Where does the string "Disability" appear? Copy every line of the entries below that holds it.

[Start Data to process]

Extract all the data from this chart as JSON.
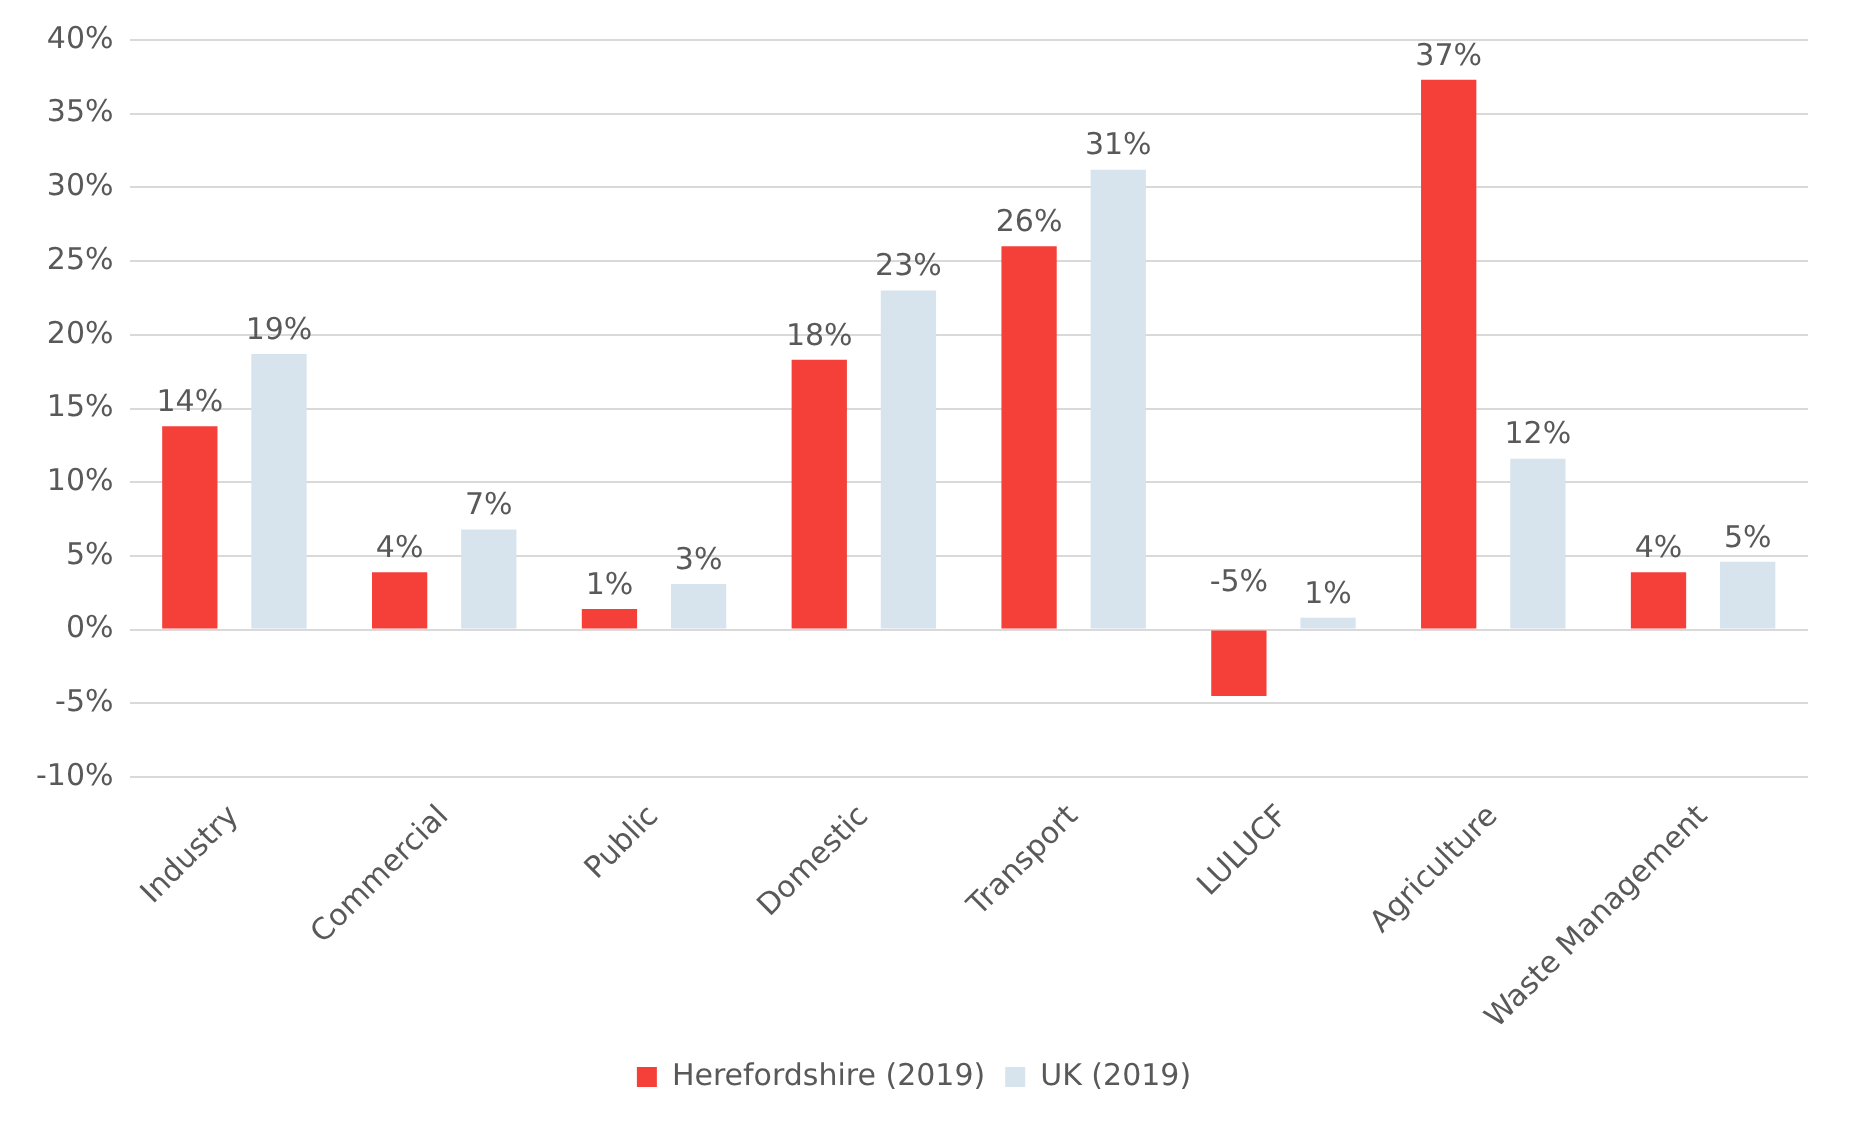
{
  "chart_data": {
    "type": "bar",
    "categories": [
      "Industry",
      "Commercial",
      "Public",
      "Domestic",
      "Transport",
      "LULUCF",
      "Agriculture",
      "Waste Management"
    ],
    "series": [
      {
        "name": "Herefordshire (2019)",
        "color": "#f5403a",
        "values": [
          13.8,
          3.9,
          1.4,
          18.3,
          26,
          -4.5,
          37.3,
          3.9
        ],
        "value_labels": [
          "14%",
          "4%",
          "1%",
          "18%",
          "26%",
          "-5%",
          "37%",
          "4%"
        ]
      },
      {
        "name": "UK (2019)",
        "color": "#d7e4ee",
        "values": [
          18.7,
          6.8,
          3.1,
          23,
          31.2,
          0.8,
          11.6,
          4.6
        ],
        "value_labels": [
          "19%",
          "7%",
          "3%",
          "23%",
          "31%",
          "1%",
          "12%",
          "5%"
        ]
      }
    ],
    "ylim": [
      -10,
      40
    ],
    "yticks": [
      {
        "value": -10,
        "label": "-10%"
      },
      {
        "value": -5,
        "label": "-5%"
      },
      {
        "value": 0,
        "label": "0%"
      },
      {
        "value": 5,
        "label": "5%"
      },
      {
        "value": 10,
        "label": "10%"
      },
      {
        "value": 15,
        "label": "15%"
      },
      {
        "value": 20,
        "label": "20%"
      },
      {
        "value": 25,
        "label": "25%"
      },
      {
        "value": 30,
        "label": "30%"
      },
      {
        "value": 35,
        "label": "35%"
      },
      {
        "value": 40,
        "label": "40%"
      }
    ],
    "grid": "y",
    "legend": "bottom"
  }
}
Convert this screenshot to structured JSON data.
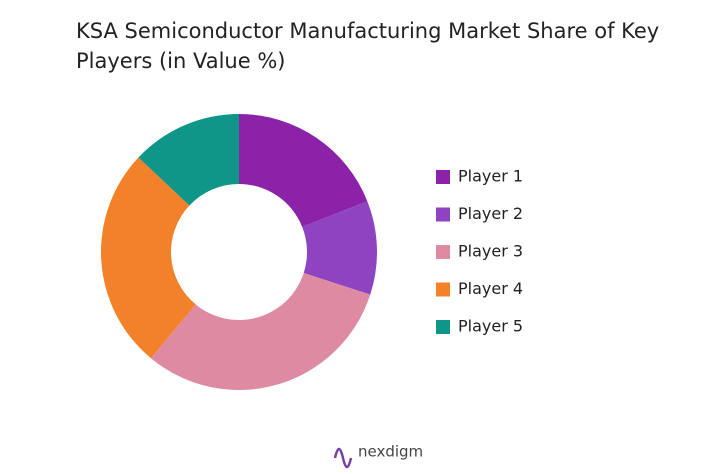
{
  "chart_data": {
    "type": "donut",
    "title": "KSA Semiconductor Manufacturing Market Share of Key Players (in Value %)",
    "categories": [
      "Player 1",
      "Player 2",
      "Player 3",
      "Player 4",
      "Player 5"
    ],
    "values": [
      19,
      11,
      31,
      26,
      13
    ],
    "colors": [
      "#8b22a8",
      "#8e44c0",
      "#df8aa3",
      "#f2812a",
      "#0f9688"
    ],
    "brand": "nexdigm"
  }
}
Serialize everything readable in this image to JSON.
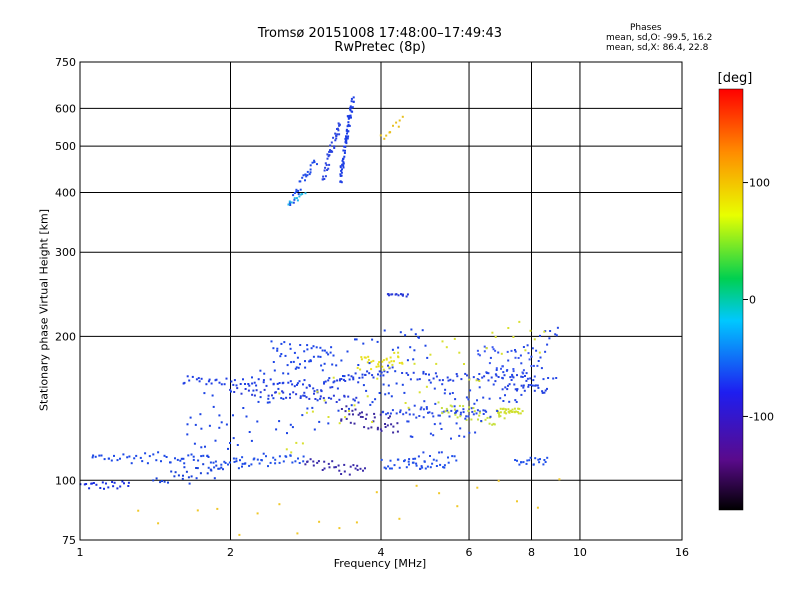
{
  "header": {
    "title_line1": "Tromsø 20151008 17:48:00–17:49:43",
    "title_line2": "RwPretec (8p)"
  },
  "phase_box": {
    "title": "Phases",
    "line1": "mean, sd,O: -99.5, 16.2",
    "line2": "mean, sd,X:  86.4, 22.8"
  },
  "colorbar": {
    "label": "[deg]",
    "ticks": [
      "100",
      "0",
      "-100"
    ]
  },
  "chart_data": {
    "type": "scatter",
    "xlabel": "Frequency [MHz]",
    "ylabel": "Stationary phase Virtual Height [km]",
    "xscale": "log",
    "yscale": "log",
    "xlim": [
      1,
      16
    ],
    "ylim": [
      75,
      750
    ],
    "x_ticks": [
      1,
      2,
      4,
      6,
      8,
      10,
      16
    ],
    "y_ticks": [
      75,
      100,
      200,
      300,
      400,
      500,
      600,
      750
    ],
    "grid": true,
    "colorbar_range": [
      -180,
      180
    ],
    "traces": [
      {
        "x0": 1.0,
        "x1": 1.25,
        "y0": 98,
        "y1": 98,
        "color": "#1a2de0",
        "n": 22,
        "jitter": 2
      },
      {
        "x0": 1.05,
        "x1": 1.8,
        "y0": 112,
        "y1": 112,
        "color": "#1b48e6",
        "n": 45,
        "jitter": 3
      },
      {
        "x0": 1.4,
        "x1": 1.9,
        "y0": 100,
        "y1": 108,
        "color": "#1740d8",
        "n": 25,
        "jitter": 3
      },
      {
        "x0": 1.8,
        "x1": 2.8,
        "y0": 108,
        "y1": 112,
        "color": "#2150e8",
        "n": 45,
        "jitter": 3
      },
      {
        "x0": 2.8,
        "x1": 3.7,
        "y0": 110,
        "y1": 104,
        "color": "#3a2aa8",
        "n": 30,
        "jitter": 3
      },
      {
        "x0": 1.6,
        "x1": 2.8,
        "y0": 163,
        "y1": 160,
        "color": "#1f3ee4",
        "n": 50,
        "jitter": 3
      },
      {
        "x0": 2.8,
        "x1": 4.2,
        "y0": 154,
        "y1": 172,
        "color": "#2440e0",
        "n": 45,
        "jitter": 4
      },
      {
        "x0": 2.0,
        "x1": 3.6,
        "y0": 155,
        "y1": 147,
        "color": "#2a3ad8",
        "n": 40,
        "jitter": 3
      },
      {
        "x0": 2.4,
        "x1": 3.2,
        "y0": 185,
        "y1": 180,
        "color": "#1d46e8",
        "n": 40,
        "jitter": 12
      },
      {
        "x0": 3.6,
        "x1": 4.4,
        "y0": 176,
        "y1": 182,
        "color": "#e8e020",
        "n": 30,
        "jitter": 6
      },
      {
        "x0": 3.3,
        "x1": 4.3,
        "y0": 140,
        "y1": 130,
        "color": "#3c2aa0",
        "n": 40,
        "jitter": 6
      },
      {
        "x0": 4.0,
        "x1": 5.6,
        "y0": 108,
        "y1": 110,
        "color": "#2050ea",
        "n": 40,
        "jitter": 3
      },
      {
        "x0": 4.0,
        "x1": 6.5,
        "y0": 138,
        "y1": 140,
        "color": "#2a4ae4",
        "n": 45,
        "jitter": 3
      },
      {
        "x0": 5.2,
        "x1": 7.0,
        "y0": 142,
        "y1": 135,
        "color": "#c8e040",
        "n": 35,
        "jitter": 5
      },
      {
        "x0": 6.8,
        "x1": 7.6,
        "y0": 140,
        "y1": 140,
        "color": "#d0e030",
        "n": 30,
        "jitter": 2
      },
      {
        "x0": 4.4,
        "x1": 8.0,
        "y0": 166,
        "y1": 164,
        "color": "#2542e2",
        "n": 45,
        "jitter": 3
      },
      {
        "x0": 6.2,
        "x1": 8.2,
        "y0": 185,
        "y1": 175,
        "color": "#3a58f0",
        "n": 30,
        "jitter": 10
      },
      {
        "x0": 7.0,
        "x1": 8.6,
        "y0": 158,
        "y1": 155,
        "color": "#2442e0",
        "n": 25,
        "jitter": 3
      },
      {
        "x0": 7.4,
        "x1": 8.6,
        "y0": 110,
        "y1": 110,
        "color": "#2050ea",
        "n": 20,
        "jitter": 2
      },
      {
        "x0": 4.1,
        "x1": 4.5,
        "y0": 245,
        "y1": 245,
        "color": "#2a3ad8",
        "n": 14,
        "jitter": 2
      },
      {
        "x0": 3.3,
        "x1": 3.5,
        "y0": 420,
        "y1": 630,
        "color": "#1d3ee4",
        "n": 70,
        "jitter": 12
      },
      {
        "x0": 3.05,
        "x1": 3.3,
        "y0": 430,
        "y1": 560,
        "color": "#2b45e0",
        "n": 40,
        "jitter": 12
      },
      {
        "x0": 2.6,
        "x1": 2.95,
        "y0": 375,
        "y1": 470,
        "color": "#1f4be8",
        "n": 30,
        "jitter": 10
      },
      {
        "x0": 2.6,
        "x1": 2.8,
        "y0": 385,
        "y1": 395,
        "color": "#22b8e8",
        "n": 10,
        "jitter": 6
      },
      {
        "x0": 4.0,
        "x1": 4.4,
        "y0": 520,
        "y1": 570,
        "color": "#e8c020",
        "n": 10,
        "jitter": 10
      },
      {
        "x0": 1.6,
        "x1": 5.0,
        "y0": 120,
        "y1": 190,
        "color": "#1c44e4",
        "n": 140,
        "jitter": 30
      },
      {
        "x0": 4.5,
        "x1": 9.0,
        "y0": 120,
        "y1": 190,
        "color": "#2548e6",
        "n": 110,
        "jitter": 25
      },
      {
        "x0": 2.5,
        "x1": 8.5,
        "y0": 130,
        "y1": 200,
        "color": "#d8e030",
        "n": 50,
        "jitter": 25
      },
      {
        "x0": 1.3,
        "x1": 9.0,
        "y0": 80,
        "y1": 95,
        "color": "#f0c828",
        "n": 22,
        "jitter": 8
      }
    ]
  }
}
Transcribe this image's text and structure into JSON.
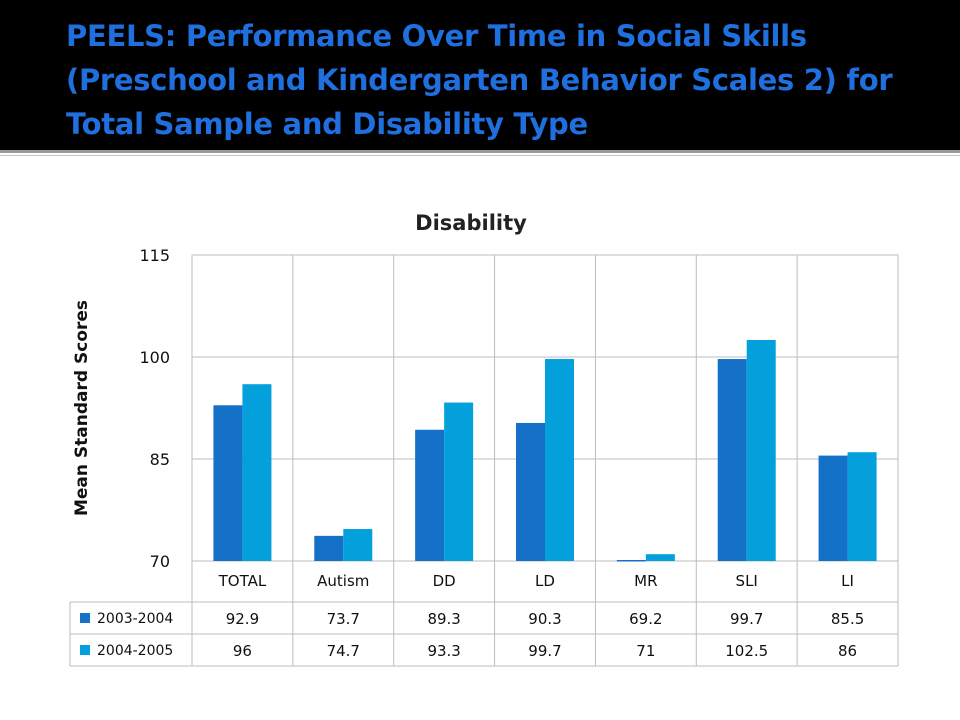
{
  "slide": {
    "title_lines": [
      "PEELS:  Performance Over Time in Social Skills",
      "(Preschool and Kindergarten Behavior Scales 2) for",
      "Total Sample and Disability Type"
    ]
  },
  "chart_data": {
    "type": "bar",
    "title": "Disability",
    "ylabel": "Mean Standard Scores",
    "xlabel": "",
    "ylim": [
      70,
      115
    ],
    "yticks": [
      70,
      85,
      100,
      115
    ],
    "grid": true,
    "legend_placement": "data-table",
    "categories": [
      "TOTAL",
      "Autism",
      "DD",
      "LD",
      "MR",
      "SLI",
      "LI"
    ],
    "series": [
      {
        "name": "2003-2004",
        "color": "#1570c8",
        "values": [
          92.9,
          73.7,
          89.3,
          90.3,
          69.2,
          99.7,
          85.5
        ]
      },
      {
        "name": "2004-2005",
        "color": "#04a0dc",
        "values": [
          96,
          74.7,
          93.3,
          99.7,
          71,
          102.5,
          86
        ]
      }
    ]
  }
}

[End Data to process]

The completed task:
      "Total Sample and Disability Type"
    "title": "Disability",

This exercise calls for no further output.